# [Goal]
Where a line holds the string "tổng", return that line.

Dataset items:
>>>>

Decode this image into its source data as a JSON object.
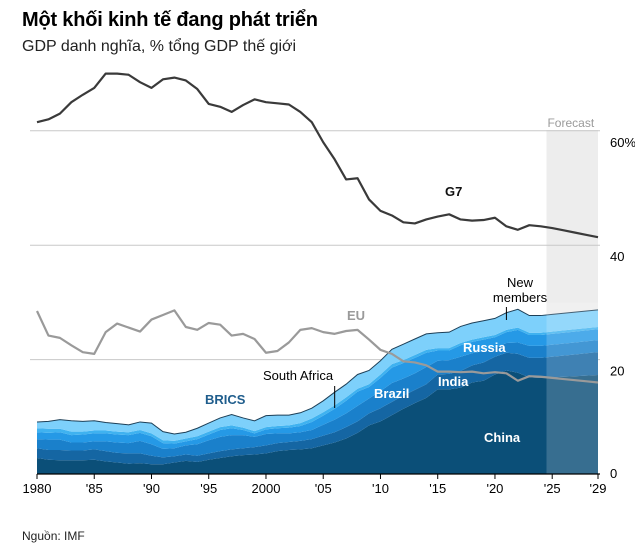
{
  "header": {
    "title": "Một khối kinh tế đang phát triển",
    "subtitle": "GDP danh nghĩa, % tổng GDP thế giới"
  },
  "footer": {
    "source": "Nguồn: IMF"
  },
  "colors": {
    "g7": "#3a3a3a",
    "eu": "#9a9a9a",
    "brics_label": "#1f5d8c",
    "china": "#0b4f78",
    "india": "#1566a3",
    "brazil": "#1a80cb",
    "russia": "#2599e6",
    "south_africa": "#3fb2f0",
    "new_members": "#7dd0fb",
    "forecast_shade": "#e6e6e6",
    "grid": "#c8c8c8"
  },
  "chart_data": {
    "type": "area",
    "title": "Một khối kinh tế đang phát triển",
    "subtitle": "GDP danh nghĩa, % tổng GDP thế giới",
    "x_range": [
      1980,
      2029
    ],
    "y_range": [
      0,
      70
    ],
    "y_ticks": [
      0,
      20,
      40,
      60
    ],
    "y_tick_labels": [
      "0",
      "20",
      "40",
      "60%"
    ],
    "x_ticks": [
      1980,
      1985,
      1990,
      1995,
      2000,
      2005,
      2010,
      2015,
      2020,
      2025,
      2029
    ],
    "x_tick_labels": [
      "1980",
      "'85",
      "'90",
      "'95",
      "2000",
      "'05",
      "'10",
      "'15",
      "'20",
      "'25",
      "'29"
    ],
    "forecast": {
      "start": 2024.5,
      "end": 2029,
      "label": "Forecast"
    },
    "years": [
      1980,
      1981,
      1982,
      1983,
      1984,
      1985,
      1986,
      1987,
      1988,
      1989,
      1990,
      1991,
      1992,
      1993,
      1994,
      1995,
      1996,
      1997,
      1998,
      1999,
      2000,
      2001,
      2002,
      2003,
      2004,
      2005,
      2006,
      2007,
      2008,
      2009,
      2010,
      2011,
      2012,
      2013,
      2014,
      2015,
      2016,
      2017,
      2018,
      2019,
      2020,
      2021,
      2022,
      2023,
      2024,
      2025,
      2026,
      2027,
      2028,
      2029
    ],
    "lines": [
      {
        "name": "G7",
        "label": "G7",
        "values": [
          61.5,
          62,
          63,
          65,
          66.3,
          67.5,
          70,
          70,
          69.8,
          68.5,
          67.5,
          69,
          69.3,
          68.8,
          67.3,
          64.7,
          64.2,
          63.3,
          64.5,
          65.5,
          65,
          64.8,
          64.6,
          63.3,
          61.5,
          58,
          55,
          51.5,
          51.7,
          48,
          46,
          45.2,
          44,
          43.8,
          44.5,
          45,
          45.4,
          44.5,
          44.3,
          44.4,
          44.8,
          43.3,
          42.7,
          43.5,
          43.3,
          43,
          42.6,
          42.2,
          41.8,
          41.4
        ]
      },
      {
        "name": "EU",
        "label": "EU",
        "values": [
          28.5,
          24.2,
          23.8,
          22.5,
          21.3,
          21,
          24.8,
          26.3,
          25.6,
          24.9,
          27,
          27.8,
          28.6,
          25.7,
          25.2,
          26.4,
          26.1,
          24.2,
          24.5,
          23.6,
          21.2,
          21.5,
          23,
          25.2,
          25.5,
          24.8,
          24.5,
          25,
          25.2,
          23.5,
          21.7,
          21,
          19.7,
          19.5,
          19,
          17.9,
          17.9,
          17.8,
          17.9,
          17.6,
          17.8,
          17.6,
          16.3,
          17.1,
          17,
          16.8,
          16.6,
          16.4,
          16.2,
          16
        ]
      }
    ],
    "stack": [
      {
        "name": "China",
        "label": "China",
        "values": [
          2.8,
          2.5,
          2.4,
          2.4,
          2.4,
          2.5,
          2.2,
          2,
          1.8,
          1.9,
          1.7,
          1.7,
          2,
          2.3,
          2.1,
          2.5,
          2.8,
          3.1,
          3.3,
          3.4,
          3.6,
          4,
          4.2,
          4.3,
          4.5,
          5,
          5.5,
          6.2,
          7.2,
          8.5,
          9.2,
          10.3,
          11.4,
          12.4,
          13.3,
          14.8,
          14.8,
          15.1,
          16,
          16.3,
          17.4,
          18.1,
          17.7,
          16.9,
          16.8,
          16.9,
          17,
          17.1,
          17.2,
          17.3
        ]
      },
      {
        "name": "India",
        "label": "India",
        "values": [
          1.7,
          1.7,
          1.8,
          1.7,
          1.7,
          1.8,
          1.8,
          1.7,
          1.8,
          1.7,
          1.5,
          1.2,
          1.1,
          1.1,
          1.1,
          1.1,
          1.2,
          1.2,
          1.2,
          1.3,
          1.4,
          1.4,
          1.4,
          1.5,
          1.6,
          1.7,
          1.8,
          2,
          2,
          2.1,
          2.3,
          2.3,
          2.3,
          2.3,
          2.4,
          2.6,
          2.7,
          2.9,
          3,
          3.2,
          3.1,
          3.1,
          3.3,
          3.4,
          3.5,
          3.6,
          3.7,
          3.8,
          3.9,
          4
        ]
      },
      {
        "name": "Brazil",
        "label": "Brazil",
        "values": [
          1.6,
          1.8,
          1.8,
          1.4,
          1.4,
          1.4,
          1.7,
          1.8,
          1.8,
          2.2,
          2,
          1.5,
          1.4,
          1.6,
          2,
          2.3,
          2.5,
          2.5,
          2.3,
          1.8,
          2,
          1.7,
          1.5,
          1.5,
          1.6,
          1.9,
          2.2,
          2.4,
          2.7,
          2.6,
          3,
          3.3,
          3,
          2.9,
          3,
          2.4,
          2.4,
          2.5,
          2.1,
          2,
          1.6,
          1.7,
          2,
          2.1,
          2.1,
          2.1,
          2.1,
          2.1,
          2.1,
          2.1
        ]
      },
      {
        "name": "Russia",
        "label": "Russia",
        "values": [
          1.2,
          1.2,
          1.3,
          1.3,
          1.4,
          1.4,
          1.4,
          1.4,
          1.4,
          1.4,
          1.4,
          1,
          0.8,
          0.7,
          0.9,
          1,
          1.2,
          1.2,
          0.9,
          0.6,
          0.8,
          0.9,
          1,
          1.1,
          1.4,
          1.6,
          1.9,
          2.2,
          2.5,
          2,
          2.3,
          2.7,
          2.7,
          2.7,
          2.5,
          1.8,
          1.7,
          2,
          2,
          2,
          1.8,
          1.9,
          2.2,
          1.9,
          1.9,
          1.9,
          1.9,
          1.9,
          1.9,
          1.9
        ]
      },
      {
        "name": "South Africa",
        "label": "South Africa",
        "values": [
          0.7,
          0.7,
          0.6,
          0.6,
          0.5,
          0.5,
          0.5,
          0.5,
          0.5,
          0.5,
          0.5,
          0.5,
          0.5,
          0.5,
          0.5,
          0.5,
          0.5,
          0.5,
          0.4,
          0.4,
          0.4,
          0.4,
          0.4,
          0.5,
          0.6,
          0.6,
          0.6,
          0.6,
          0.5,
          0.5,
          0.6,
          0.6,
          0.5,
          0.5,
          0.5,
          0.4,
          0.4,
          0.4,
          0.4,
          0.4,
          0.4,
          0.4,
          0.4,
          0.4,
          0.4,
          0.4,
          0.4,
          0.4,
          0.4,
          0.4
        ]
      },
      {
        "name": "New members",
        "label": "New\nmembers",
        "values": [
          1.1,
          1.3,
          1.6,
          1.9,
          1.8,
          1.7,
          1.4,
          1.4,
          1.3,
          1.4,
          1.8,
          1.5,
          1.2,
          1.1,
          1.4,
          1.5,
          1.6,
          1.9,
          1.7,
          1.8,
          2,
          1.9,
          1.8,
          1.8,
          1.8,
          2,
          2.3,
          2.3,
          2.5,
          2.4,
          2.4,
          2.6,
          2.8,
          2.8,
          2.8,
          2.7,
          2.8,
          2.9,
          2.9,
          2.9,
          2.9,
          3,
          3.2,
          3,
          3,
          3,
          3,
          3,
          3,
          3
        ]
      }
    ],
    "stack_group_label": "BRICS"
  }
}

<<<<

# [Task solution]
    "subtitle": "GDP danh nghĩa, % tổng GDP thế giới"
    "subtitle": "GDP danh nghĩa, % tổng GDP thế giới",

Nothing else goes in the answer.